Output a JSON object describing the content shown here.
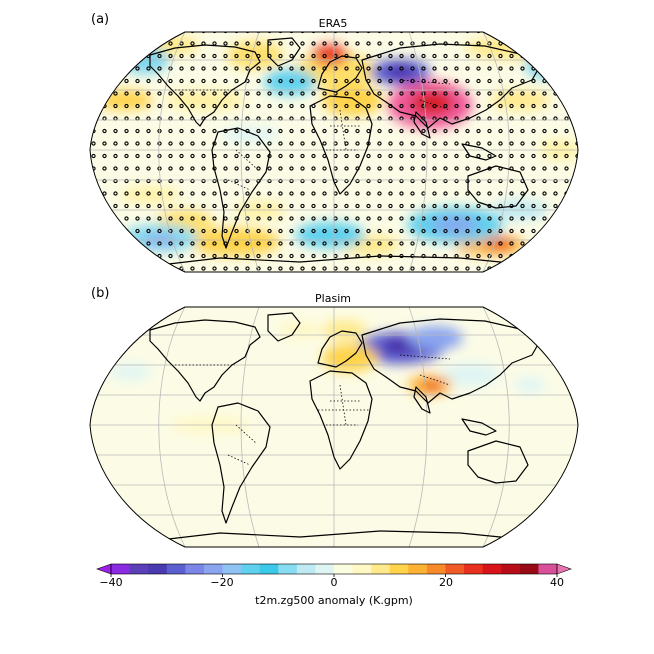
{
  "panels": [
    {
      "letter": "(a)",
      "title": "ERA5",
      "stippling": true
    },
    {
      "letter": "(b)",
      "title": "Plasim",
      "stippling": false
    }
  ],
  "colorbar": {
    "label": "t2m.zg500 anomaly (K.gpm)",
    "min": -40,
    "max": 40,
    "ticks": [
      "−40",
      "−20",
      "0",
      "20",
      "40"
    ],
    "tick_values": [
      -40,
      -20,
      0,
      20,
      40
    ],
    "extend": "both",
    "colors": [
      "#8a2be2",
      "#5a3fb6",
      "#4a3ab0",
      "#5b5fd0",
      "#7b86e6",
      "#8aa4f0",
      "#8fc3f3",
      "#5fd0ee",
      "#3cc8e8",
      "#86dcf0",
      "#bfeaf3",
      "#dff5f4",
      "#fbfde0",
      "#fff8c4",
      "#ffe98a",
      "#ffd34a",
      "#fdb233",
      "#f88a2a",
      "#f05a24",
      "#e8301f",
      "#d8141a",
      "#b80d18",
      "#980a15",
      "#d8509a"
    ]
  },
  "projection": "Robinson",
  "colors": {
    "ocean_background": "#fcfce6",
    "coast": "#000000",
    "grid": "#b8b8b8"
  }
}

•••••

**Required task**: Repeat the material verbatim. Do not carry over any picture.

**The solution**:
Output a JSON object describing the content shown here.
{
  "panels": [
    {
      "letter": "(a)",
      "title": "ERA5",
      "stippling": true
    },
    {
      "letter": "(b)",
      "title": "Plasim",
      "stippling": false
    }
  ],
  "colorbar": {
    "label": "t2m.zg500 anomaly (K.gpm)",
    "min": -40,
    "max": 40,
    "ticks": [
      "−40",
      "−20",
      "0",
      "20",
      "40"
    ],
    "tick_values": [
      -40,
      -20,
      0,
      20,
      40
    ],
    "extend": "both",
    "colors": [
      "#8a2be2",
      "#5a3fb6",
      "#4a3ab0",
      "#5b5fd0",
      "#7b86e6",
      "#8aa4f0",
      "#8fc3f3",
      "#5fd0ee",
      "#3cc8e8",
      "#86dcf0",
      "#bfeaf3",
      "#dff5f4",
      "#fbfde0",
      "#fff8c4",
      "#ffe98a",
      "#ffd34a",
      "#fdb233",
      "#f88a2a",
      "#f05a24",
      "#e8301f",
      "#d8141a",
      "#b80d18",
      "#980a15",
      "#d8509a"
    ]
  },
  "projection": "Robinson",
  "colors": {
    "ocean_background": "#fcfce6",
    "coast": "#000000",
    "grid": "#b8b8b8"
  }
}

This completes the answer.